> **WORK TO BE COMPLETED**:
Sift the material for lines containing "days", and return them.

> **THE DATA**:
──────────────────────────────
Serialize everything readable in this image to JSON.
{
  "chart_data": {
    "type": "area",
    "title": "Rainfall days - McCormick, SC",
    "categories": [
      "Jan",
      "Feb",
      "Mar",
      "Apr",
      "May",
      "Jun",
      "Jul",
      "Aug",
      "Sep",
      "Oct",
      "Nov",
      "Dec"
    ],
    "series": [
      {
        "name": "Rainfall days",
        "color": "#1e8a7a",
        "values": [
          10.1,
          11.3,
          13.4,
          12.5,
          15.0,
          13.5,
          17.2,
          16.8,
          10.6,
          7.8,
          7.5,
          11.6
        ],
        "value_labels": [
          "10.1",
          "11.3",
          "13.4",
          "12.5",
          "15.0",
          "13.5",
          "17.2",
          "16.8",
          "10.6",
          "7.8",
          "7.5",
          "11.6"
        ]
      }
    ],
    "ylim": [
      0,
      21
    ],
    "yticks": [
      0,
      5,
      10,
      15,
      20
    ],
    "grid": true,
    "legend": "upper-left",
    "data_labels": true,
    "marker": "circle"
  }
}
──────────────────────────────
> **RESULT FOR THIS EXERCISE**:
    "title": "Rainfall days - McCormick, SC",
        "name": "Rainfall days",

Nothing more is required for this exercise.